» **REQUIREMENT**: Your task is to transcribe all of the records exactly and leave out the pictures.

[Entries with figure data]
— Begin —

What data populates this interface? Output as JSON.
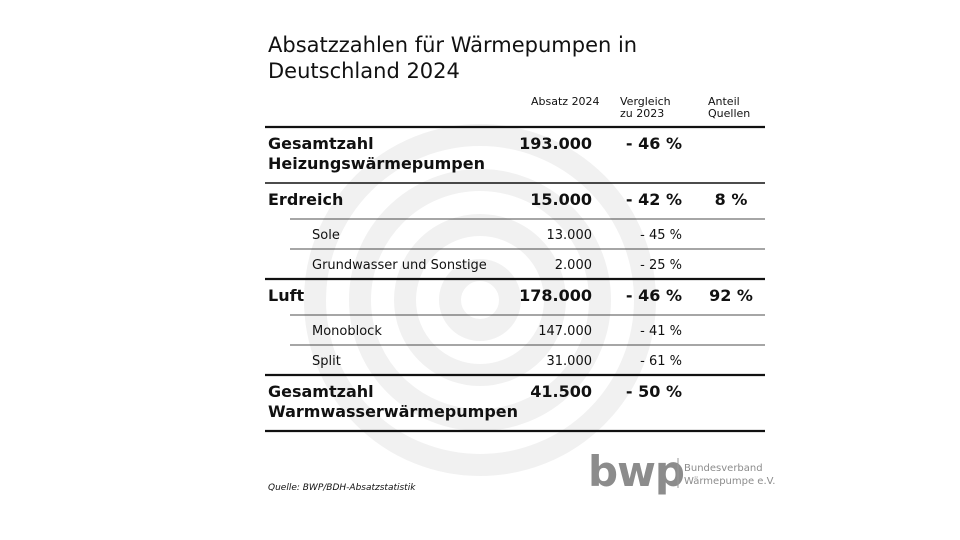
{
  "title": [
    "Absatzzahlen für Wärmepumpen in",
    "Deutschland 2024"
  ],
  "table": {
    "columns": [
      [
        "Absatz 2024"
      ],
      [
        "Vergleich",
        "zu 2023"
      ],
      [
        "Anteil",
        "Quellen"
      ]
    ],
    "groups": [
      {
        "label": [
          "Gesamtzahl",
          "Heizungswärmepumpen"
        ],
        "absatz": "193.000",
        "vergleich": "- 46 %",
        "anteil": null,
        "subrows": []
      },
      {
        "label": [
          "Erdreich"
        ],
        "absatz": "15.000",
        "vergleich": "- 42 %",
        "anteil": "8 %",
        "subrows": [
          {
            "label": "Sole",
            "absatz": "13.000",
            "vergleich": "- 45 %"
          },
          {
            "label": "Grundwasser und Sonstige",
            "absatz": "2.000",
            "vergleich": "- 25 %"
          }
        ]
      },
      {
        "label": [
          "Luft"
        ],
        "absatz": "178.000",
        "vergleich": "- 46 %",
        "anteil": "92 %",
        "subrows": [
          {
            "label": "Monoblock",
            "absatz": "147.000",
            "vergleich": "- 41 %"
          },
          {
            "label": "Split",
            "absatz": "31.000",
            "vergleich": "- 61 %"
          }
        ]
      },
      {
        "label": [
          "Gesamtzahl",
          "Warmwasserwärmepumpen"
        ],
        "absatz": "41.500",
        "vergleich": "- 50 %",
        "anteil": null,
        "subrows": []
      }
    ]
  },
  "source": "Quelle: BWP/BDH-Absatzstatistik",
  "logo": {
    "name": "bwp",
    "lines": [
      "Bundesverband",
      "Wärmepumpe e.V."
    ]
  }
}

— End —

» **WRITTEN SOLUTION**:
What data populates this interface? Output as JSON.
{
  "title": [
    "Absatzzahlen für Wärmepumpen in",
    "Deutschland 2024"
  ],
  "table": {
    "columns": [
      [
        "Absatz 2024"
      ],
      [
        "Vergleich",
        "zu 2023"
      ],
      [
        "Anteil",
        "Quellen"
      ]
    ],
    "groups": [
      {
        "label": [
          "Gesamtzahl",
          "Heizungswärmepumpen"
        ],
        "absatz": "193.000",
        "vergleich": "- 46 %",
        "anteil": null,
        "subrows": []
      },
      {
        "label": [
          "Erdreich"
        ],
        "absatz": "15.000",
        "vergleich": "- 42 %",
        "anteil": "8 %",
        "subrows": [
          {
            "label": "Sole",
            "absatz": "13.000",
            "vergleich": "- 45 %"
          },
          {
            "label": "Grundwasser und Sonstige",
            "absatz": "2.000",
            "vergleich": "- 25 %"
          }
        ]
      },
      {
        "label": [
          "Luft"
        ],
        "absatz": "178.000",
        "vergleich": "- 46 %",
        "anteil": "92 %",
        "subrows": [
          {
            "label": "Monoblock",
            "absatz": "147.000",
            "vergleich": "- 41 %"
          },
          {
            "label": "Split",
            "absatz": "31.000",
            "vergleich": "- 61 %"
          }
        ]
      },
      {
        "label": [
          "Gesamtzahl",
          "Warmwasserwärmepumpen"
        ],
        "absatz": "41.500",
        "vergleich": "- 50 %",
        "anteil": null,
        "subrows": []
      }
    ]
  },
  "source": "Quelle: BWP/BDH-Absatzstatistik",
  "logo": {
    "name": "bwp",
    "lines": [
      "Bundesverband",
      "Wärmepumpe e.V."
    ]
  }
}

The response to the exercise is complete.